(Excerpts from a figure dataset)
────────────────
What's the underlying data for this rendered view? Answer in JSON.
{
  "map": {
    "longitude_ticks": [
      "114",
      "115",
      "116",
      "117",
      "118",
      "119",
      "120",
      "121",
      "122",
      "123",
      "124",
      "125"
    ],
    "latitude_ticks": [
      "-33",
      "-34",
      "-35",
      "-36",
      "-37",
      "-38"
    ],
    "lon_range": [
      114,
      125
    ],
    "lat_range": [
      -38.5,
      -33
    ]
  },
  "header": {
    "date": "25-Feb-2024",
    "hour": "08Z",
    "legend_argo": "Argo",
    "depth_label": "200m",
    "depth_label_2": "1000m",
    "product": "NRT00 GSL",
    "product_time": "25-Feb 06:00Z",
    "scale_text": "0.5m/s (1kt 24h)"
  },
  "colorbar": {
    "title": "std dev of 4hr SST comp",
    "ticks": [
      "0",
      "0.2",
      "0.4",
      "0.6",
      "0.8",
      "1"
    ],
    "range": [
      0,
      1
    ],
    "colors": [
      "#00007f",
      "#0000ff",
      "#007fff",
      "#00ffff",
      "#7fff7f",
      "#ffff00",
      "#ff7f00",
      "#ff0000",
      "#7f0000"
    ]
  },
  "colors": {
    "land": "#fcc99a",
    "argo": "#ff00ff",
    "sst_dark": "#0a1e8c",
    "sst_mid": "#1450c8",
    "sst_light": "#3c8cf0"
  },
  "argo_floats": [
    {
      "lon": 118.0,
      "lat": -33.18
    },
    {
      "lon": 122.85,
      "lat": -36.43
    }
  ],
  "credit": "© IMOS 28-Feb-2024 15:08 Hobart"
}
────────────────
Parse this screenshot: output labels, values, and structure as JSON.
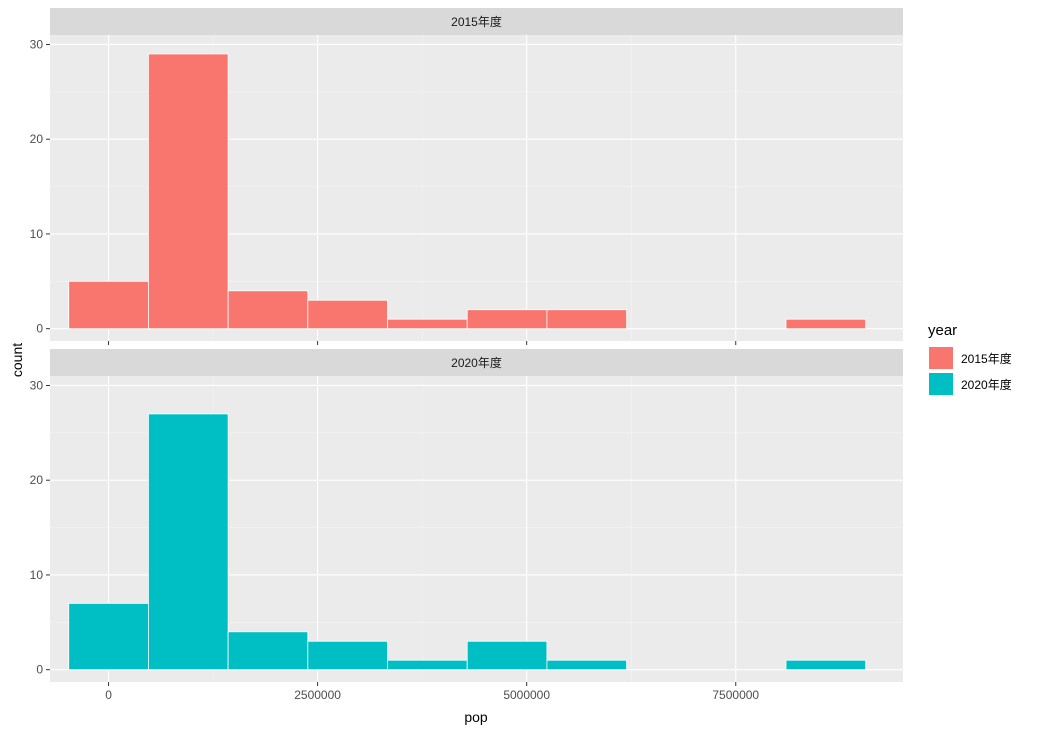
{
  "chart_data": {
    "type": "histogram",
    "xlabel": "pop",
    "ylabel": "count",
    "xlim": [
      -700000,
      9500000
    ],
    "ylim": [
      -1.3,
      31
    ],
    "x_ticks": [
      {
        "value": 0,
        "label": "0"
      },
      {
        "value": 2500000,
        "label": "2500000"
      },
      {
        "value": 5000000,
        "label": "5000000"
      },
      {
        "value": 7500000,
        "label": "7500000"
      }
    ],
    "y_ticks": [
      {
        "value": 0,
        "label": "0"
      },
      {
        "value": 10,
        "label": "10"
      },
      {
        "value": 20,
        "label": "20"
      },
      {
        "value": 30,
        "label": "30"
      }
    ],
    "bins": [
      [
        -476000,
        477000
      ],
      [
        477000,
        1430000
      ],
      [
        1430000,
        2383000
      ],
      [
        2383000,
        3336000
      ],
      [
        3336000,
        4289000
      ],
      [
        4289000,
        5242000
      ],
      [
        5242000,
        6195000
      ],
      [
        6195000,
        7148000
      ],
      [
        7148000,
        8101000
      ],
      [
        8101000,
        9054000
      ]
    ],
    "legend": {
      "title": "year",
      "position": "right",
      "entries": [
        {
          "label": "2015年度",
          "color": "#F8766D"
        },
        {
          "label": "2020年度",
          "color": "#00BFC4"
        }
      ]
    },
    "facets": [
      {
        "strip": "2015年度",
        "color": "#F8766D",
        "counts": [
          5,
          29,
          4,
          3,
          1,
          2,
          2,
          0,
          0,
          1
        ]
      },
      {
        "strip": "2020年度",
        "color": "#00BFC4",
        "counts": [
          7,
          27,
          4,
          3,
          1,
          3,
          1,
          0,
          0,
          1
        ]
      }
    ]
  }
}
────────────────
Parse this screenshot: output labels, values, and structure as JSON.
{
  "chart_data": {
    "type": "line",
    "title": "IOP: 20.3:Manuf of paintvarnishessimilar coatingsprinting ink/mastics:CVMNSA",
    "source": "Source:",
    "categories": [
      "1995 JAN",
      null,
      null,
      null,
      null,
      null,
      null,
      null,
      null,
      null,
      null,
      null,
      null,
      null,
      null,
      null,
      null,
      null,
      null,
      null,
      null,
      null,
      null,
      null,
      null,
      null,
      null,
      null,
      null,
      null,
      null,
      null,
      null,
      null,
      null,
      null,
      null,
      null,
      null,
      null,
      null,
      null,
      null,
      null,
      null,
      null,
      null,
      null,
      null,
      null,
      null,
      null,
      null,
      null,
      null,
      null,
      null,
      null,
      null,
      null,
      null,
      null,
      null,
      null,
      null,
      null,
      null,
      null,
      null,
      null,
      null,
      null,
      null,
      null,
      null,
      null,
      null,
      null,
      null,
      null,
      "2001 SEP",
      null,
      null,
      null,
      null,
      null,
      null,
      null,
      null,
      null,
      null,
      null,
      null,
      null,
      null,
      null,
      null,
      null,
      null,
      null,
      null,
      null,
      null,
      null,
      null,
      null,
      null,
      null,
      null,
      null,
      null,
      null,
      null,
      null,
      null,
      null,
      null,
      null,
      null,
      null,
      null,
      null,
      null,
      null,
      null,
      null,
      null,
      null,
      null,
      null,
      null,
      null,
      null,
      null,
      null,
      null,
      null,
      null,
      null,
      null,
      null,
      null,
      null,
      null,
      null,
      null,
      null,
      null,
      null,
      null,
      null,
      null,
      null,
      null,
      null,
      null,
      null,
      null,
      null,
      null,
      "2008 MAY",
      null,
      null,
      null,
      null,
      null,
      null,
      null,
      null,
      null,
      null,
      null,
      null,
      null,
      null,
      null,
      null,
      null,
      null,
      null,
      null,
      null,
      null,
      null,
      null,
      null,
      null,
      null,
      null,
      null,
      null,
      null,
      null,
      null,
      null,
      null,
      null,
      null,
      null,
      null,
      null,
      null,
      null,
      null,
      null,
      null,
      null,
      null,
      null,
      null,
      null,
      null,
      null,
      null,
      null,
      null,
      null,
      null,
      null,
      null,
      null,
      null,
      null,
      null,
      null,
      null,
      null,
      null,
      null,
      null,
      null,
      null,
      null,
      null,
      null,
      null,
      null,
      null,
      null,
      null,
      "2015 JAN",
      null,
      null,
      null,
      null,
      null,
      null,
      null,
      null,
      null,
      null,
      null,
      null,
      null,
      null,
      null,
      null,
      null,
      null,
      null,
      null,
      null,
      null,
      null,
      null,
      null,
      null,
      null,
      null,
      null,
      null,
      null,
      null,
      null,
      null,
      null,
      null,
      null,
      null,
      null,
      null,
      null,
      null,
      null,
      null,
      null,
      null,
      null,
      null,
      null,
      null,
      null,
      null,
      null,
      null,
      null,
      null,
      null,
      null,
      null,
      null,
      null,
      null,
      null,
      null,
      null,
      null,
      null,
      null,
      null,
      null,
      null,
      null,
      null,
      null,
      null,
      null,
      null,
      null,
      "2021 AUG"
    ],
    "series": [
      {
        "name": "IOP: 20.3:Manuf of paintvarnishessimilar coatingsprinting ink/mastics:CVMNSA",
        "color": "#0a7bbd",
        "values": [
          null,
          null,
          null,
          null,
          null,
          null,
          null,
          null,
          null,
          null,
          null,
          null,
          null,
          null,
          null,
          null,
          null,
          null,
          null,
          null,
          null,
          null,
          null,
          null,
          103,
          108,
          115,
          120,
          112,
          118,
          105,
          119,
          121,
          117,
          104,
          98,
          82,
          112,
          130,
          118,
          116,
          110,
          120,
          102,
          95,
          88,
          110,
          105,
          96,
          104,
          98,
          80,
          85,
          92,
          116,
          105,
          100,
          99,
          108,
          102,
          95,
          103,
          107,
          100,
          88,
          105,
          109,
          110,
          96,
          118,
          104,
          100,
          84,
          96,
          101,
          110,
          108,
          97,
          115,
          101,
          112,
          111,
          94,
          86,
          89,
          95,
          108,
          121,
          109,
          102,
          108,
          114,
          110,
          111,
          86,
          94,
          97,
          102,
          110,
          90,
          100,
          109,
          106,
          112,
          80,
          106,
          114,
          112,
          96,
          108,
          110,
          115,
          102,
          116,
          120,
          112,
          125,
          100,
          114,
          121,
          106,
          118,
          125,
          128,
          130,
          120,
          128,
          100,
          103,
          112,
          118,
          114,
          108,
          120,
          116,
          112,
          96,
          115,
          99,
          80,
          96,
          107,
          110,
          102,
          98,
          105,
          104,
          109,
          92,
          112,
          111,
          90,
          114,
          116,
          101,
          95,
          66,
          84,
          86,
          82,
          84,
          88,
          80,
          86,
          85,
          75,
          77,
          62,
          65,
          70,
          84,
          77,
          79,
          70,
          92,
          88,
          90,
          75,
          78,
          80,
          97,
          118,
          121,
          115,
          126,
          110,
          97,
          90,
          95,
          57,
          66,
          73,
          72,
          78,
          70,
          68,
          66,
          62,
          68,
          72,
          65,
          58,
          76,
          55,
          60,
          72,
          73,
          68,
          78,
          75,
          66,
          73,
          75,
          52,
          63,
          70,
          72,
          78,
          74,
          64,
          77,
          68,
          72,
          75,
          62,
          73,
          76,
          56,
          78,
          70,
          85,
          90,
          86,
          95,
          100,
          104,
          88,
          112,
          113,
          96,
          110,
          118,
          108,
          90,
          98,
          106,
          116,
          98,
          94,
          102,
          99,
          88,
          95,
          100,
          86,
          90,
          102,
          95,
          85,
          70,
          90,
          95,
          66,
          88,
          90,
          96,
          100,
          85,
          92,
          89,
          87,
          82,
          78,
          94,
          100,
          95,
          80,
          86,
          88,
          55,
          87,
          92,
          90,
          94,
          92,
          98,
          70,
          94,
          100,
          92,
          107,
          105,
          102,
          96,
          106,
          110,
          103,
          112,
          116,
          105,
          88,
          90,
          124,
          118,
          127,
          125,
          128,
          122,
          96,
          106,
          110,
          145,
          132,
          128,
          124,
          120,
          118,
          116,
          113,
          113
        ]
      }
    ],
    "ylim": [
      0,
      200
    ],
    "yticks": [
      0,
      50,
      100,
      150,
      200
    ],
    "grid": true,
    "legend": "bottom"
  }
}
────────────────
• [Problem description] Filter out every line that lacks the word "paintvarnishessimilar", and copy the rest.

• [Final result]
    "title": "IOP: 20.3:Manuf of paintvarnishessimilar coatingsprinting ink/mastics:CVMNSA",
        "name": "IOP: 20.3:Manuf of paintvarnishessimilar coatingsprinting ink/mastics:CVMNSA",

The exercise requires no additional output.